(Saved entries)
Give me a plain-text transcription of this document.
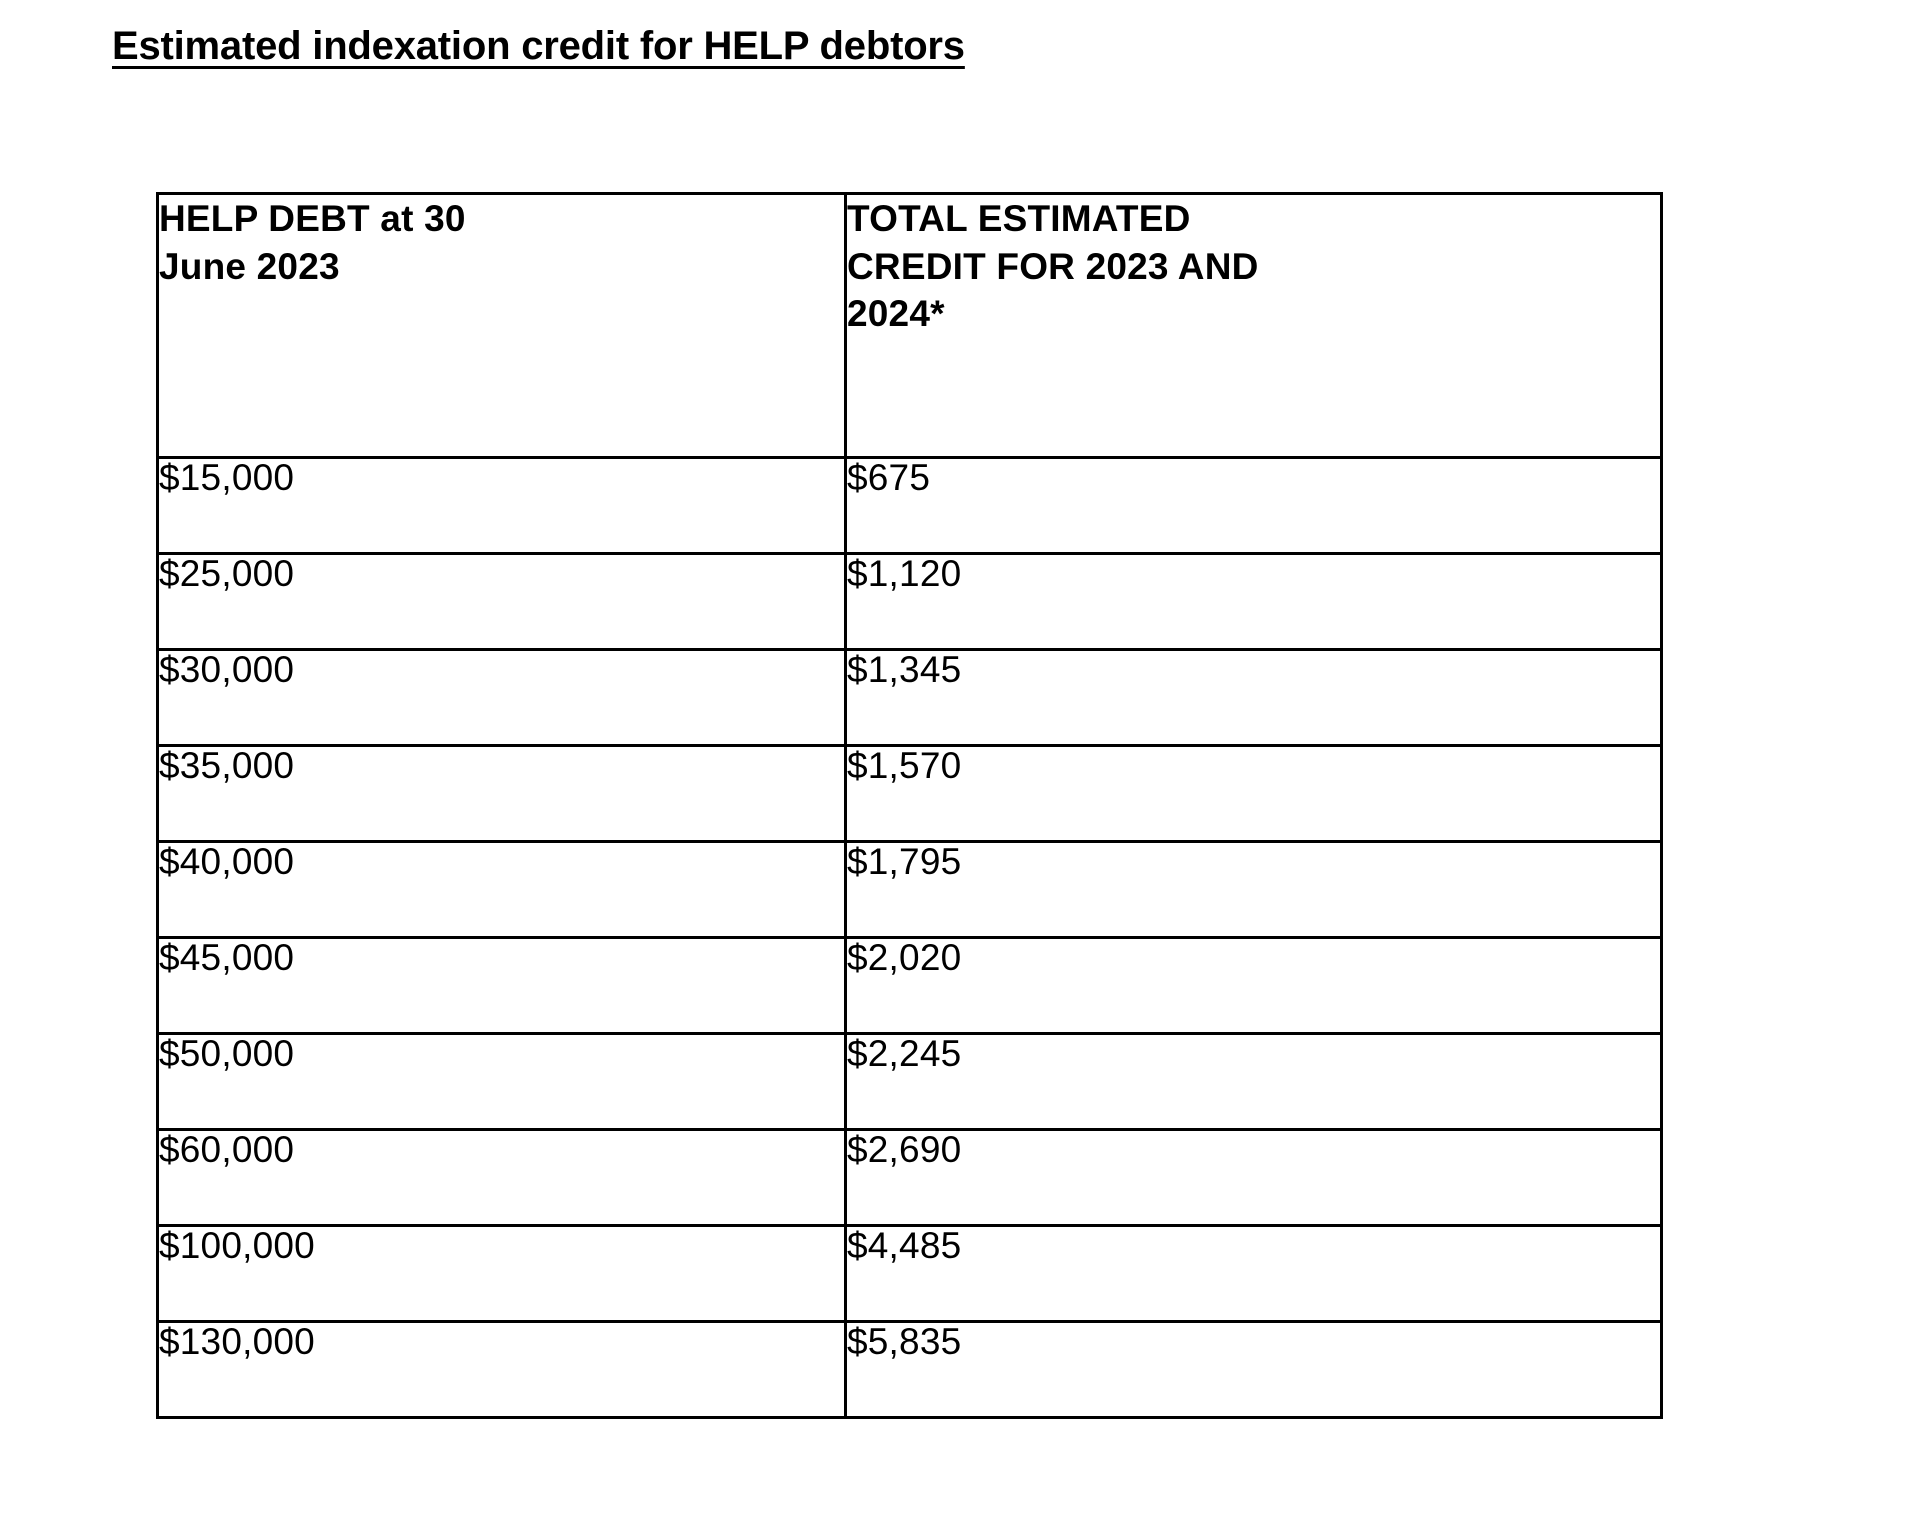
Estimated indexation credit for HELP debtors
HELP DEBT at 30
June 2023	TOTAL ESTIMATED
CREDIT FOR 2023 AND
2024*

$15,000	$675
$25,000	$1,120
$30,000	$1,345
$35,000	$1,570
$40,000	$1,795
$45,000	$2,020
$50,000	$2,245
$60,000	$2,690
$100,000	$4,485
$130,000	$5,835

= REQUIRED TASK =
Copy every entry word for word, but omit the pictures.

= RESPONSE BELOW =
Give me a plain-text transcription of this document.
Estimated indexation credit for HELP debtors
HELP DEBT at 30
June 2023	TOTAL ESTIMATED
CREDIT FOR 2023 AND
2024*

$15,000	$675
$25,000	$1,120
$30,000	$1,345
$35,000	$1,570
$40,000	$1,795
$45,000	$2,020
$50,000	$2,245
$60,000	$2,690
$100,000	$4,485
$130,000	$5,835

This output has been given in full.